STORED RECORDS:
----------

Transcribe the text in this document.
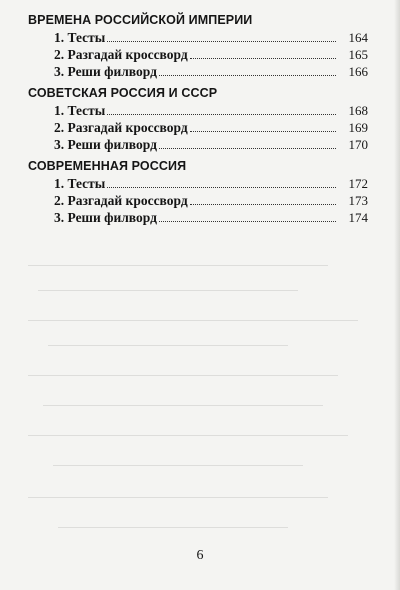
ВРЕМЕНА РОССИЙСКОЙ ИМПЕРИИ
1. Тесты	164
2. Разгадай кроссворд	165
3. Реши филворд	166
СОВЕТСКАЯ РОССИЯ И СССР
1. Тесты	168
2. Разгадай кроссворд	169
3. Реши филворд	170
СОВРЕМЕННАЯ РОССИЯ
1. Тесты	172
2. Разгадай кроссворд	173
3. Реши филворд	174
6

----------

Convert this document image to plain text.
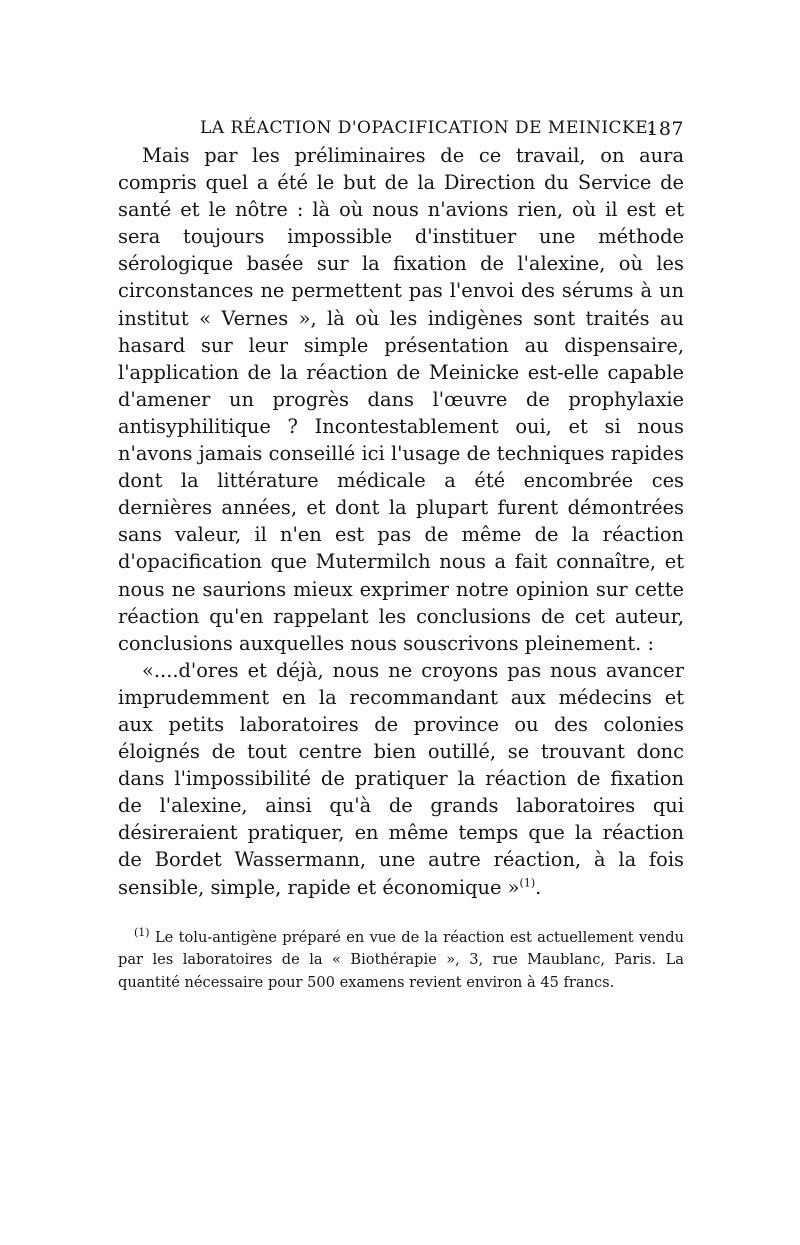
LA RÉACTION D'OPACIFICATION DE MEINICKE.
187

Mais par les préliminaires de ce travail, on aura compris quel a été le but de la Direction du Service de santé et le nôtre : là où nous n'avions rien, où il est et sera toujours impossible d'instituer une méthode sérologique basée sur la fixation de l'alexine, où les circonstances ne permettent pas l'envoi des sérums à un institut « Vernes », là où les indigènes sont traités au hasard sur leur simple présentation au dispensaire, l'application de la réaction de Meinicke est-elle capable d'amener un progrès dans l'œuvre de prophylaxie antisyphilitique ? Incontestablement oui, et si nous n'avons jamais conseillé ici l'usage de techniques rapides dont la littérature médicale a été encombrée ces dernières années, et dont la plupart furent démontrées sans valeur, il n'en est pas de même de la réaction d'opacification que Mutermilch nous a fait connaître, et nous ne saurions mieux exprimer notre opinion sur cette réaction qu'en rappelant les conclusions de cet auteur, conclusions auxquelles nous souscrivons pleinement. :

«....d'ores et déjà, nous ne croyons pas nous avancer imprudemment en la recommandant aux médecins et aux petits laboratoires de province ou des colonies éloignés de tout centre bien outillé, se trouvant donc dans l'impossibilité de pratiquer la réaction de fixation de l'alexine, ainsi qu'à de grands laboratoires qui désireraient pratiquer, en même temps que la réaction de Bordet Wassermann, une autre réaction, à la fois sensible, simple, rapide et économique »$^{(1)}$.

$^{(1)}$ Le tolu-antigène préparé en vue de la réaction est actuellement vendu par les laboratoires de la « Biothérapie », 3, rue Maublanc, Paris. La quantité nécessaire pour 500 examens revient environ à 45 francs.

----------

DIRECTIONS FOR THIS TASK: From the data, list each line in which the string "nous" appears.

RESULT BELOW:
Mais par les préliminaires de ce travail, on aura compris quel a été le but de la Direction du Service de santé et le nôtre : là où nous n'avions rien, où il est et sera toujours impossible d'instituer une méthode sérologique basée sur la fixation de l'alexine, où les circonstances ne permettent pas l'envoi des sérums à un institut « Vernes », là où les indigènes sont traités au hasard sur leur simple présentation au dispensaire, l'application de la réaction de Meinicke est-elle capable d'amener un progrès dans l'œuvre de prophylaxie antisyphilitique ? Incontestablement oui, et si nous n'avons jamais conseillé ici l'usage de techniques rapides dont la littérature médicale a été encombrée ces dernières années, et dont la plupart furent démontrées sans valeur, il n'en est pas de même de la réaction d'opacification que Mutermilch nous a fait connaître, et nous ne saurions mieux exprimer notre opinion sur cette réaction qu'en rappelant les conclusions de cet auteur, conclusions auxquelles nous souscrivons pleinement. :
«....d'ores et déjà, nous ne croyons pas nous avancer imprudemment en la recommandant aux médecins et aux petits laboratoires de province ou des colonies éloignés de tout centre bien outillé, se trouvant donc dans l'impossibilité de pratiquer la réaction de fixation de l'alexine, ainsi qu'à de grands laboratoires qui désireraient pratiquer, en même temps que la réaction de Bordet Wassermann, une autre réaction, à la fois sensible, simple, rapide et économique »$^{(1)}$.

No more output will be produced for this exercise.